- RECORDS FOR THIS EXERCISE:
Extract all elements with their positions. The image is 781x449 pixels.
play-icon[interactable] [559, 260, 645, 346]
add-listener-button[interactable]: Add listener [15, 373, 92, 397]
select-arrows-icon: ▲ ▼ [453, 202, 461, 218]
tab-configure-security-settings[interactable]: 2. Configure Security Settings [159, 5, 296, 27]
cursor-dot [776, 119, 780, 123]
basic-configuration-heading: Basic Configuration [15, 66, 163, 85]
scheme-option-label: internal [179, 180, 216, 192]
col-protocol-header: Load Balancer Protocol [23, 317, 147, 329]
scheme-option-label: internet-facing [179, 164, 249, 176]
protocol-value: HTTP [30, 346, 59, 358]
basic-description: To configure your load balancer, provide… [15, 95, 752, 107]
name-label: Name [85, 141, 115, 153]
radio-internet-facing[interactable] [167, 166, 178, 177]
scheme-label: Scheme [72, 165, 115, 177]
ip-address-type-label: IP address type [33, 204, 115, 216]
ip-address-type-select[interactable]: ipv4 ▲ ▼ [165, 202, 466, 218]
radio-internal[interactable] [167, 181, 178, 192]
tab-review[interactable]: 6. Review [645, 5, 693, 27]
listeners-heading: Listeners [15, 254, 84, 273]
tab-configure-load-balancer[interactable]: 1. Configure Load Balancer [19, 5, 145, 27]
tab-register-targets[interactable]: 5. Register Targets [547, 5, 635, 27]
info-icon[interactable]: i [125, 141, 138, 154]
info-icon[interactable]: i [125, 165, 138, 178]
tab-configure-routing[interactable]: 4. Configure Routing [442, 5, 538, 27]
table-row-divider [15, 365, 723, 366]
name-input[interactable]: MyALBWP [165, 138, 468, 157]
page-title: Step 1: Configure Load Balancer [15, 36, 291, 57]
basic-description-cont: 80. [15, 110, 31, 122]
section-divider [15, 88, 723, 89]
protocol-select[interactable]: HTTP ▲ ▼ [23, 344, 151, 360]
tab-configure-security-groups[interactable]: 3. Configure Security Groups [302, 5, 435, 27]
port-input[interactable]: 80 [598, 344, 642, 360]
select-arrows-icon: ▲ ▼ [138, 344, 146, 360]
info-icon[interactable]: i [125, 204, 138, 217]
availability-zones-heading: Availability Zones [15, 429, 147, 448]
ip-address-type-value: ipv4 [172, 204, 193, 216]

- WHAT THE EXERCISE ASKS:
Rewrite the listing above, substituting "ipv6" for every "ipv4" and leaving everything else unchanged.

- SOLUTION FOR THIS PROBLEM:
Extract all elements with their positions. The image is 781x449 pixels.
play-icon[interactable] [559, 260, 645, 346]
add-listener-button[interactable]: Add listener [15, 373, 92, 397]
select-arrows-icon: ▲ ▼ [453, 202, 461, 218]
tab-configure-security-settings[interactable]: 2. Configure Security Settings [159, 5, 296, 27]
cursor-dot [776, 119, 780, 123]
basic-configuration-heading: Basic Configuration [15, 66, 163, 85]
scheme-option-label: internal [179, 180, 216, 192]
col-protocol-header: Load Balancer Protocol [23, 317, 147, 329]
scheme-option-label: internet-facing [179, 164, 249, 176]
protocol-value: HTTP [30, 346, 59, 358]
basic-description: To configure your load balancer, provide… [15, 95, 752, 107]
name-label: Name [85, 141, 115, 153]
radio-internet-facing[interactable] [167, 166, 178, 177]
scheme-label: Scheme [72, 165, 115, 177]
ip-address-type-label: IP address type [33, 204, 115, 216]
ip-address-type-select[interactable]: ipv6 ▲ ▼ [165, 202, 466, 218]
radio-internal[interactable] [167, 181, 178, 192]
tab-review[interactable]: 6. Review [645, 5, 693, 27]
listeners-heading: Listeners [15, 254, 84, 273]
tab-configure-load-balancer[interactable]: 1. Configure Load Balancer [19, 5, 145, 27]
tab-register-targets[interactable]: 5. Register Targets [547, 5, 635, 27]
info-icon[interactable]: i [125, 141, 138, 154]
info-icon[interactable]: i [125, 165, 138, 178]
tab-configure-routing[interactable]: 4. Configure Routing [442, 5, 538, 27]
table-row-divider [15, 365, 723, 366]
name-input[interactable]: MyALBWP [165, 138, 468, 157]
page-title: Step 1: Configure Load Balancer [15, 36, 291, 57]
basic-description-cont: 80. [15, 110, 31, 122]
section-divider [15, 88, 723, 89]
protocol-select[interactable]: HTTP ▲ ▼ [23, 344, 151, 360]
tab-configure-security-groups[interactable]: 3. Configure Security Groups [302, 5, 435, 27]
port-input[interactable]: 80 [598, 344, 642, 360]
select-arrows-icon: ▲ ▼ [138, 344, 146, 360]
info-icon[interactable]: i [125, 204, 138, 217]
availability-zones-heading: Availability Zones [15, 429, 147, 448]
ip-address-type-value: ipv6 [172, 204, 193, 216]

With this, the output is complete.